§ Exercise: Write out all of the records precisely. Skip anything that is a picture.

§ Exercise material:
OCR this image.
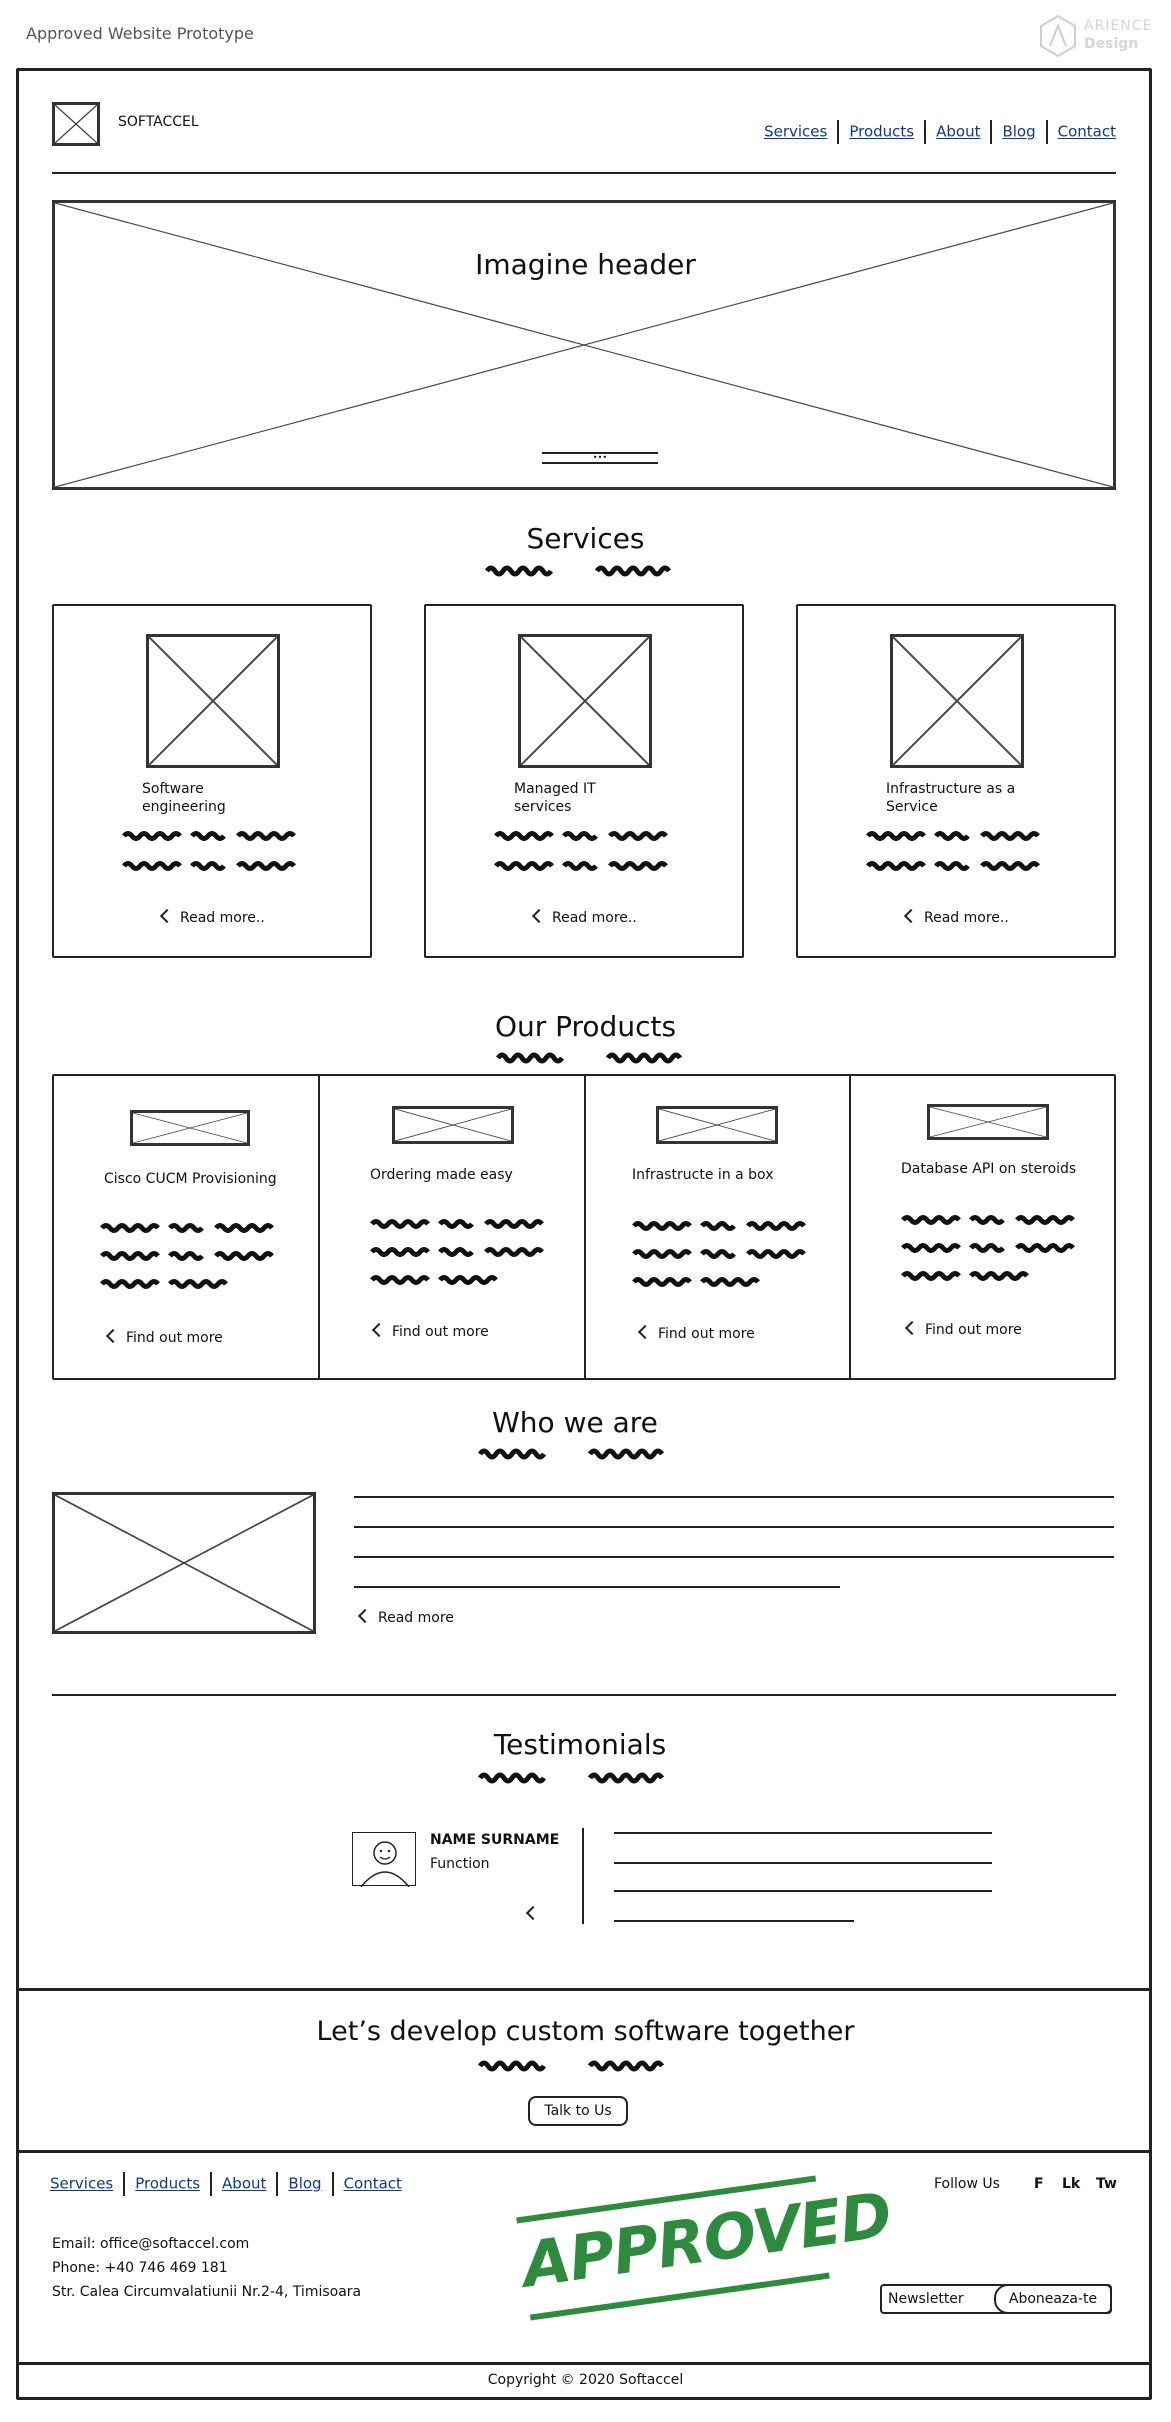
Approved Website Prototype	ARIENCE
Design
SOFTACCEL
Services Products About Blog Contact
Imagine header
•••
Services
Software
engineering
Read more..
Managed IT
services
Read more..
Infrastructure as a
Service
Read more..
Our Products
Cisco CUCM Provisioning
Find out more
Ordering made easy
Find out more
Infrastructe in a box
Find out more
Database API on steroids
Find out more
Who we are
Read more
Testimonials
NAME SURNAME
Function
Let’s develop custom software together
Talk to Us
Services Products About Blog Contact	Follow Us F Lk Tw
Email: office@softaccel.com
Phone: +40 746 469 181
Str. Calea Circumvalatiunii Nr.2-4, Timisoara	APPROVED
Newsletter	Aboneaza-te
Copyright © 2020 Softaccel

§ Exercise output:
OCR this image.
Approved Website Prototype	ARIENCE
Design
SOFTACCEL
Services Products About Blog Contact
Imagine header
•••
Services
Software
engineering
Read more..
Managed IT
services
Read more..
Infrastructure as a
Service
Read more..
Our Products
Cisco CUCM Provisioning
Find out more
Ordering made easy
Find out more
Infrastructe in a box
Find out more
Database API on steroids
Find out more
Who we are
Read more
Testimonials
NAME SURNAME
Function
Let’s develop custom software together
Talk to Us
Services Products About Blog Contact	Follow Us F Lk Tw
Email: office@softaccel.com
Phone: +40 746 469 181
Str. Calea Circumvalatiunii Nr.2-4, Timisoara	APPROVED
Newsletter	Aboneaza-te
Copyright © 2020 Softaccel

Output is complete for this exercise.